> **DO THIS**: Copy exactly the last part of the entries, starting from the line with "What does this" and including the final line.
········
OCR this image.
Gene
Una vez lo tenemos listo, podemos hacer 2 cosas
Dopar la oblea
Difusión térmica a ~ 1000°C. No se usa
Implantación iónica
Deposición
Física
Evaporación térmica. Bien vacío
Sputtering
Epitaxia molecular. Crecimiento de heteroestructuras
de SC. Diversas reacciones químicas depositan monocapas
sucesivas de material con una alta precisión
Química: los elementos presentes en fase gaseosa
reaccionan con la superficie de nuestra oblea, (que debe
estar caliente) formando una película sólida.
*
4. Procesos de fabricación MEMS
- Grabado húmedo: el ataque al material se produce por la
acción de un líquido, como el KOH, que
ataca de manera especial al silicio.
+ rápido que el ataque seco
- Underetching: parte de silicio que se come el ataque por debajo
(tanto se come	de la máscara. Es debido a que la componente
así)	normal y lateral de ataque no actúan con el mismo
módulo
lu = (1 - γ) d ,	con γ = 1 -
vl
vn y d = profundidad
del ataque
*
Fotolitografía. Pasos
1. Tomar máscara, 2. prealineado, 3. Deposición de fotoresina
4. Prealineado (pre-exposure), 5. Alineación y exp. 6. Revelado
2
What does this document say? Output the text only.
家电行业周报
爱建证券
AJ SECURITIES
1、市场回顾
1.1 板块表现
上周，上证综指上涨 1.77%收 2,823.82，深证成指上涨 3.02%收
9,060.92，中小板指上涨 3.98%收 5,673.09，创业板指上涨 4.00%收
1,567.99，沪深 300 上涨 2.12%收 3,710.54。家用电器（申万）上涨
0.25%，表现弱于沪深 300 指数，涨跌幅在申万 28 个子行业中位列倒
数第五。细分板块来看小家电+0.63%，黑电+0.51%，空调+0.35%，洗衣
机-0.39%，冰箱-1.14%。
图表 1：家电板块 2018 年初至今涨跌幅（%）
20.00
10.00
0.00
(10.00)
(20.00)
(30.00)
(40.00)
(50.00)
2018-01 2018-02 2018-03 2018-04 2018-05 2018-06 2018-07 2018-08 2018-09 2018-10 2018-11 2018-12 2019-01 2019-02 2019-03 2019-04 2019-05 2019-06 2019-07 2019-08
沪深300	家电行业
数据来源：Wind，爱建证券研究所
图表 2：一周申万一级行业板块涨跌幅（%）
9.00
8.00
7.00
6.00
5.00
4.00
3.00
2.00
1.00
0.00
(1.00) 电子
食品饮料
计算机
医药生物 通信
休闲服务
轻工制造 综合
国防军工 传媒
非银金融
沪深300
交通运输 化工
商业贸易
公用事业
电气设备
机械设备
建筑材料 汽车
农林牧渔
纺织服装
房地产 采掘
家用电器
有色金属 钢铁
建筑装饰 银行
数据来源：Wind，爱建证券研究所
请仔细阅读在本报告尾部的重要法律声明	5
········
> **EXPECTED OUTPUT**:
What does this document say? Output the text only.
家电行业周报
爱建证券
AJ SECURITIES
1、市场回顾
1.1 板块表现
上周，上证综指上涨 1.77%收 2,823.82，深证成指上涨 3.02%收
9,060.92，中小板指上涨 3.98%收 5,673.09，创业板指上涨 4.00%收
1,567.99，沪深 300 上涨 2.12%收 3,710.54。家用电器（申万）上涨
0.25%，表现弱于沪深 300 指数，涨跌幅在申万 28 个子行业中位列倒
数第五。细分板块来看小家电+0.63%，黑电+0.51%，空调+0.35%，洗衣
机-0.39%，冰箱-1.14%。
图表 1：家电板块 2018 年初至今涨跌幅（%）
20.00
10.00
0.00
(10.00)
(20.00)
(30.00)
(40.00)
(50.00)
2018-01 2018-02 2018-03 2018-04 2018-05 2018-06 2018-07 2018-08 2018-09 2018-10 2018-11 2018-12 2019-01 2019-02 2019-03 2019-04 2019-05 2019-06 2019-07 2019-08
沪深300	家电行业
数据来源：Wind，爱建证券研究所
图表 2：一周申万一级行业板块涨跌幅（%）
9.00
8.00
7.00
6.00
5.00
4.00
3.00
2.00
1.00
0.00
(1.00) 电子
食品饮料
计算机
医药生物 通信
休闲服务
轻工制造 综合
国防军工 传媒
非银金融
沪深300
交通运输 化工
商业贸易
公用事业
电气设备
机械设备
建筑材料 汽车
农林牧渔
纺织服装
房地产 采掘
家用电器
有色金属 钢铁
建筑装饰 银行
数据来源：Wind，爱建证券研究所
请仔细阅读在本报告尾部的重要法律声明	5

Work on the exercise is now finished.